» **YOUR TASK**: Your task is to find every line in the records that holds the string "Correlation" and copy it.

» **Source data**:

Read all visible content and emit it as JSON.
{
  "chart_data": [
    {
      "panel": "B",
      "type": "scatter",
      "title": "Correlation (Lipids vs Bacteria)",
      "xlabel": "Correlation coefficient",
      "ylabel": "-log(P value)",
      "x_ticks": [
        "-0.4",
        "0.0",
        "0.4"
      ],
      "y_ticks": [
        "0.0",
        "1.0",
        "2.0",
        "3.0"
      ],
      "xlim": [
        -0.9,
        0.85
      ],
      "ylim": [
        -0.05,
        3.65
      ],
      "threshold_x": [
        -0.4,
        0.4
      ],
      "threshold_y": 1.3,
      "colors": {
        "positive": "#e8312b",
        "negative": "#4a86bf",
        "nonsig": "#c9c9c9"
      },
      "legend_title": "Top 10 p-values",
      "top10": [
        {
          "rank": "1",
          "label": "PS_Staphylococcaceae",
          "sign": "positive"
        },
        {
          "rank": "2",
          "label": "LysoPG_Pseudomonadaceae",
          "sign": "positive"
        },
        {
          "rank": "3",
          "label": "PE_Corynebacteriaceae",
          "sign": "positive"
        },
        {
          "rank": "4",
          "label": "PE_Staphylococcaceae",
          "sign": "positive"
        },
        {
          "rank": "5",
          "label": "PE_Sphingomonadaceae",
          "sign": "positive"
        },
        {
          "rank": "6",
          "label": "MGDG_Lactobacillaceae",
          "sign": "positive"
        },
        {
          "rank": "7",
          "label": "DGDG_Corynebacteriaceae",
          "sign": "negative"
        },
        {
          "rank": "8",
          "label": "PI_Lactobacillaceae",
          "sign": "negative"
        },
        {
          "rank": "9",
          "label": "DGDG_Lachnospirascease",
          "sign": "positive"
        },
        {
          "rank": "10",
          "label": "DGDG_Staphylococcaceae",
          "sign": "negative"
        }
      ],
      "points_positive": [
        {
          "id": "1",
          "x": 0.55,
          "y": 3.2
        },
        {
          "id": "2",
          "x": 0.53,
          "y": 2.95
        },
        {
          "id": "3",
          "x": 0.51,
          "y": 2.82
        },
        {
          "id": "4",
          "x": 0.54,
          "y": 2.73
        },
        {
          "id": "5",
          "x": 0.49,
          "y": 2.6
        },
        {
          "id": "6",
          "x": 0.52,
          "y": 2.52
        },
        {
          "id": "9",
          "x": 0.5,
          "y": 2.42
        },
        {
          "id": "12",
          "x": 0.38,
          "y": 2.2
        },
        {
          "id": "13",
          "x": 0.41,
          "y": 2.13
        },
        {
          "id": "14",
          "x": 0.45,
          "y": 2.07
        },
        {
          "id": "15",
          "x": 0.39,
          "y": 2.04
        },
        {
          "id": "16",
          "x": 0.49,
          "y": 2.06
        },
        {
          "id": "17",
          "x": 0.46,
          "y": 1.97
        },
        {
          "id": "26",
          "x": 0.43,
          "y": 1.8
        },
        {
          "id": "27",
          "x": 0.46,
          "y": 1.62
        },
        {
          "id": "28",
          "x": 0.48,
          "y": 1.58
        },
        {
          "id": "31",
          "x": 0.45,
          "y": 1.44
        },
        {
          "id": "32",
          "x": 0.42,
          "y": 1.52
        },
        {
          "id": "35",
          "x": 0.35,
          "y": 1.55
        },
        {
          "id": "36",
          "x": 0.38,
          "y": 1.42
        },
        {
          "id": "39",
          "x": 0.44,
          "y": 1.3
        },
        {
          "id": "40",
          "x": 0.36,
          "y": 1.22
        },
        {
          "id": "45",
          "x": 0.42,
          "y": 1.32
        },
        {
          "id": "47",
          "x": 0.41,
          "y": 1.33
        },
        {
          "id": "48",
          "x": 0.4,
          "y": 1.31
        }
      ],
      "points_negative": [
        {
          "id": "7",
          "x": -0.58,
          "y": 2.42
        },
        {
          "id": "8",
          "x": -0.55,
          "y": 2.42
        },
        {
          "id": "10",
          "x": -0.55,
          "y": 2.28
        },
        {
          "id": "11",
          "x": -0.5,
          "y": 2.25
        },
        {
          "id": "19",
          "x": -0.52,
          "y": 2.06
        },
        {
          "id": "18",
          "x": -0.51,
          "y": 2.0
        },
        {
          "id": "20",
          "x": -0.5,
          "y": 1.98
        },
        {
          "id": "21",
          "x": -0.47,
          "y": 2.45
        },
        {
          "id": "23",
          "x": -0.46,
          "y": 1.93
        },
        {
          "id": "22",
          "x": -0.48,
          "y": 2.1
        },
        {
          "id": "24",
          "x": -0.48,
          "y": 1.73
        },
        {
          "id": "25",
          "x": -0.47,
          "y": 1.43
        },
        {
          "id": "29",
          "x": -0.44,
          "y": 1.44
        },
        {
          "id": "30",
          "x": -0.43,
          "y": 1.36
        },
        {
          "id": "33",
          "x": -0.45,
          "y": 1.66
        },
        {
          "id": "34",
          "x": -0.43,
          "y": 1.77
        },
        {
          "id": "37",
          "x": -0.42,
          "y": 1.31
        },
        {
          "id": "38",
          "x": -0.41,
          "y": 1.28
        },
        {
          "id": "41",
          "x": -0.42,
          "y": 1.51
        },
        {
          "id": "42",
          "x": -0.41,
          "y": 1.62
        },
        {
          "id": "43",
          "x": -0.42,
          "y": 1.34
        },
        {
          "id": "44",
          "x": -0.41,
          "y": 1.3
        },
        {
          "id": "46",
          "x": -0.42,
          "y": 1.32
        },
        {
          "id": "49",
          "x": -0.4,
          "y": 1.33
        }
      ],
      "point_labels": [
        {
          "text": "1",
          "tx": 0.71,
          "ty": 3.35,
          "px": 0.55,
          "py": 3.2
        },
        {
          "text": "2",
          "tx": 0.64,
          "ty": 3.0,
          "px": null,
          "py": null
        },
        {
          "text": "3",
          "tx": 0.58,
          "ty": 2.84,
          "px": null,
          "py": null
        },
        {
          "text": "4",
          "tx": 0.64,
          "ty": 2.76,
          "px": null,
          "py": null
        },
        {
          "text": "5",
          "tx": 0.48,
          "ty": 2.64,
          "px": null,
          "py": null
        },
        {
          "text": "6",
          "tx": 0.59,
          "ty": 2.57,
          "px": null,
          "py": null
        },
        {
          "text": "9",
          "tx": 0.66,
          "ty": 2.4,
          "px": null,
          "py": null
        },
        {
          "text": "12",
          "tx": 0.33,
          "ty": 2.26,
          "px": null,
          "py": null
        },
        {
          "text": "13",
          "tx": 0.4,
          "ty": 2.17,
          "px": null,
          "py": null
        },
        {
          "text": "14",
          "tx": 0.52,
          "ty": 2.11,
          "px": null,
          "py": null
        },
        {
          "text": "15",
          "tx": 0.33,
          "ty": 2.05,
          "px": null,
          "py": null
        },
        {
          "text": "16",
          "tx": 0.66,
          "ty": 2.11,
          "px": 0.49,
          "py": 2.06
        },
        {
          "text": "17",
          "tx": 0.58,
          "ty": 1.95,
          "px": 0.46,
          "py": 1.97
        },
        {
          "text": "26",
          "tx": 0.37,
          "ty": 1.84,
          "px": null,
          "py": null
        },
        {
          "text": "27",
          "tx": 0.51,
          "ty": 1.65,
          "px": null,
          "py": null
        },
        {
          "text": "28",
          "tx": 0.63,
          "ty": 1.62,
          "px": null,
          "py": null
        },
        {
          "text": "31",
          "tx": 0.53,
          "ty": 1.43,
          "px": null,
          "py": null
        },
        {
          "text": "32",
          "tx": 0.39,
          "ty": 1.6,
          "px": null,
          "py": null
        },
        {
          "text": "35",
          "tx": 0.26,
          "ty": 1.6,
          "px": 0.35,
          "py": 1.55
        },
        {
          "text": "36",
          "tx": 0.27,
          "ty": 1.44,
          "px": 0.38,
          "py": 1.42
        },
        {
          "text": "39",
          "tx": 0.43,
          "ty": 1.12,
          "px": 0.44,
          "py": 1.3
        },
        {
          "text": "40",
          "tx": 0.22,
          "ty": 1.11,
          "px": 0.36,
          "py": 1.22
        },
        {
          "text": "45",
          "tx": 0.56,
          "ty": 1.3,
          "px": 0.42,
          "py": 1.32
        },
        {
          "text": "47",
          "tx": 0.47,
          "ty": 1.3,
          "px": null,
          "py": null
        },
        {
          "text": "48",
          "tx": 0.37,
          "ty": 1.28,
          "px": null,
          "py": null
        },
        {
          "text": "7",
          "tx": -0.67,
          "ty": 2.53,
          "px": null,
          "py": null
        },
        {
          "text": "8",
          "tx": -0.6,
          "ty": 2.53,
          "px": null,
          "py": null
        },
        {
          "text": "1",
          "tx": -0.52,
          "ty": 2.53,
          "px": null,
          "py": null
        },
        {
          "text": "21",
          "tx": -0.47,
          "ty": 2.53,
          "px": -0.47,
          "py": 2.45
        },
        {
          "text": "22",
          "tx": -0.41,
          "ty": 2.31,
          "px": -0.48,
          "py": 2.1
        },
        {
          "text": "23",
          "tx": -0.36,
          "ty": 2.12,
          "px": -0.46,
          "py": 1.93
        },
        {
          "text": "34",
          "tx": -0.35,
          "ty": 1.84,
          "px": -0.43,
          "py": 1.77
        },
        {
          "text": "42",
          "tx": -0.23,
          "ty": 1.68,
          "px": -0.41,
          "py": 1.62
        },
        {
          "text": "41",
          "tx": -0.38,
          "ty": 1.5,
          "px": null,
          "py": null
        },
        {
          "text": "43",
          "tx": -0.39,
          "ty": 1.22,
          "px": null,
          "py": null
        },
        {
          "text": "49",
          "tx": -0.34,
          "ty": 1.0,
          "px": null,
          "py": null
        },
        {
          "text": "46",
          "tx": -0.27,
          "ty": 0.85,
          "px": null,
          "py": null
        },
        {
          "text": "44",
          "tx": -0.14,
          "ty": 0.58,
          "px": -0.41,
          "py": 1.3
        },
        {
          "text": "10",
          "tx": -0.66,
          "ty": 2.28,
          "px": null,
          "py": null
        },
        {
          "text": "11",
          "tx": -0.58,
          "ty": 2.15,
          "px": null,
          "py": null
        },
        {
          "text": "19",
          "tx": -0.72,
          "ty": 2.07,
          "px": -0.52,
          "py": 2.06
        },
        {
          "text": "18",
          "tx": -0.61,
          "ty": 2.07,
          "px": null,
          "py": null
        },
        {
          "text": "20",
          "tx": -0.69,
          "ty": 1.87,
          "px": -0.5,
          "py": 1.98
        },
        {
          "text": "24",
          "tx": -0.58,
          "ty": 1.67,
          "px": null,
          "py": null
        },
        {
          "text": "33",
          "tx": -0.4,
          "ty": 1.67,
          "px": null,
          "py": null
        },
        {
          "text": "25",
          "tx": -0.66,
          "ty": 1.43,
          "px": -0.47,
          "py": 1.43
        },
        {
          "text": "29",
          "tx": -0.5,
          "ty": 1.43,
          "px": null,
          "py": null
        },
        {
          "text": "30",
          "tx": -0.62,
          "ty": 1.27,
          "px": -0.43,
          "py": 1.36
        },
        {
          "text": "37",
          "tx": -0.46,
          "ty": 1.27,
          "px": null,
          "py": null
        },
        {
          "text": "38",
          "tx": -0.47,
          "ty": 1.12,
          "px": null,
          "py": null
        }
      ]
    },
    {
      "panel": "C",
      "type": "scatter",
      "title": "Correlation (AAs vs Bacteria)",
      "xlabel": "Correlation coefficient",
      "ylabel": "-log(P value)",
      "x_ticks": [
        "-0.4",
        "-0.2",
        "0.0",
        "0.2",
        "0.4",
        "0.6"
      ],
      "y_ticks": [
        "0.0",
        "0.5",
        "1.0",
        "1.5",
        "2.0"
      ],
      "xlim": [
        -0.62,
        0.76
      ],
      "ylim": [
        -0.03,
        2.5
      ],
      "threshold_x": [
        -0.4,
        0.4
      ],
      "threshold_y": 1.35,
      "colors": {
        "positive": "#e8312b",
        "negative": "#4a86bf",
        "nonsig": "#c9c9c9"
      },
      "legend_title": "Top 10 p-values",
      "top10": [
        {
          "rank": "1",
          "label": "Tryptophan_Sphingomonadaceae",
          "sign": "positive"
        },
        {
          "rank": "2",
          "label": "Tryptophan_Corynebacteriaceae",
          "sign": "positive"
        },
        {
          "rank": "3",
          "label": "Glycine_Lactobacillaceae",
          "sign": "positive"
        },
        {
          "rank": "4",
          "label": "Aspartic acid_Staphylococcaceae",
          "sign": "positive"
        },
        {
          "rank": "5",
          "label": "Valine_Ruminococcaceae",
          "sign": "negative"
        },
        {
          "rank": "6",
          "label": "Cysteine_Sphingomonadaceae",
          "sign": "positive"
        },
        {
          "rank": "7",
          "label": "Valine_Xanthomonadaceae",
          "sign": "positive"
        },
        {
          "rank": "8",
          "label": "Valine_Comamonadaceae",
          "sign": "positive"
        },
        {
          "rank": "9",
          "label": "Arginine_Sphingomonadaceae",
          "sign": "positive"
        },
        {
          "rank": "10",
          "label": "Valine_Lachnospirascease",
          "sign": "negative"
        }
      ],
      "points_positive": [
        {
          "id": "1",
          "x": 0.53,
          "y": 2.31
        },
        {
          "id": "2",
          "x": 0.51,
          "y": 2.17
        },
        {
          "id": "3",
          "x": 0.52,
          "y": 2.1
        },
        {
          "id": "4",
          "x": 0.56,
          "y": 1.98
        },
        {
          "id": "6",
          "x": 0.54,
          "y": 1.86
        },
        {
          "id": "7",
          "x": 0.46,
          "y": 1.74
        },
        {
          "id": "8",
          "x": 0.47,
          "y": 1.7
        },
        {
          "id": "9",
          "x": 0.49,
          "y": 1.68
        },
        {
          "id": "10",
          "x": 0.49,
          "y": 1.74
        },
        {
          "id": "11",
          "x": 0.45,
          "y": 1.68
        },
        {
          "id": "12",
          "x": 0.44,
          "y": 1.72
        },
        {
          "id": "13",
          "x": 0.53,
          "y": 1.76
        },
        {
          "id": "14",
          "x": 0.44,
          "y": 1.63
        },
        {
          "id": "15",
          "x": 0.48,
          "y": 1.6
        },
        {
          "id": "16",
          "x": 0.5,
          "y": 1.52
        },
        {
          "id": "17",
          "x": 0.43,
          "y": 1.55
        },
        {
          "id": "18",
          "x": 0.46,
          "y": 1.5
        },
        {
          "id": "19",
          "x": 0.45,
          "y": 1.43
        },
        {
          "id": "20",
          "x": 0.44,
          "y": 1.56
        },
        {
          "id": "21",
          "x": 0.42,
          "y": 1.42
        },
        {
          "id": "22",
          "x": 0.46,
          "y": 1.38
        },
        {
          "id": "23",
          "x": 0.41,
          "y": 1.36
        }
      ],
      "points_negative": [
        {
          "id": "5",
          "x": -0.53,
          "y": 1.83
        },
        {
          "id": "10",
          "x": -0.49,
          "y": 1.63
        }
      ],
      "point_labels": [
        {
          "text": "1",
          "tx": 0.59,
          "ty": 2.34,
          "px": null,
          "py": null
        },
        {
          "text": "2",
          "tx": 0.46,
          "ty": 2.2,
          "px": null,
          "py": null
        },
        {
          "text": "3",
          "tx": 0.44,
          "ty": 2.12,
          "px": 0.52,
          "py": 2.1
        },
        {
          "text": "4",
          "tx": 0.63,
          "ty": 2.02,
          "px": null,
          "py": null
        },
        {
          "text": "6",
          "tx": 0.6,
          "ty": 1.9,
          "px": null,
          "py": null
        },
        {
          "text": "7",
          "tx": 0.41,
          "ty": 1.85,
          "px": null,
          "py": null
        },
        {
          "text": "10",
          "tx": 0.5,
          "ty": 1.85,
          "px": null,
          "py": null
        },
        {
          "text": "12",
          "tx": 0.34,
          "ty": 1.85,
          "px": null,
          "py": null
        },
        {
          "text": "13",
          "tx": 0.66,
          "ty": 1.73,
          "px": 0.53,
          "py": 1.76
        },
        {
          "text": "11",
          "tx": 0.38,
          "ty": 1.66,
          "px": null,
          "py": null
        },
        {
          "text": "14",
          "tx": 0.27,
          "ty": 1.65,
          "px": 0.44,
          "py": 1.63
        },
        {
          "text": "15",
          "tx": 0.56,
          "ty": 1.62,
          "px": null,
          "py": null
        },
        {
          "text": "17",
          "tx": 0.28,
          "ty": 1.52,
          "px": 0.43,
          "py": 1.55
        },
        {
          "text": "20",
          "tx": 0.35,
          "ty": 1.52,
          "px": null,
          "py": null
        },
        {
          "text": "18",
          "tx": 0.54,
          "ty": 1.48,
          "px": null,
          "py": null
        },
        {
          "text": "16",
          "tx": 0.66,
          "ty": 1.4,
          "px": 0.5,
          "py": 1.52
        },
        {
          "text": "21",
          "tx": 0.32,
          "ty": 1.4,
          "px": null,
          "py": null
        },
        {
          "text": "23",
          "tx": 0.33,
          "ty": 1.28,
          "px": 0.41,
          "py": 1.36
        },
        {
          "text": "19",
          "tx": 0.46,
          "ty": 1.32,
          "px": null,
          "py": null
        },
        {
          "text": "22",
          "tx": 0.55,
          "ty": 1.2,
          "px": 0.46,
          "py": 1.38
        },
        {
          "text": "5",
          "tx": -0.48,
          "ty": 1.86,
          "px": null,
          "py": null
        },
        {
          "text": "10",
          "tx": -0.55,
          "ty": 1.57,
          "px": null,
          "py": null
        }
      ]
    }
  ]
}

» **SOLUTION**:
      "title": "Correlation (Lipids vs Bacteria)",
      "xlabel": "Correlation coefficient",
      "title": "Correlation (AAs vs Bacteria)",
      "xlabel": "Correlation coefficient",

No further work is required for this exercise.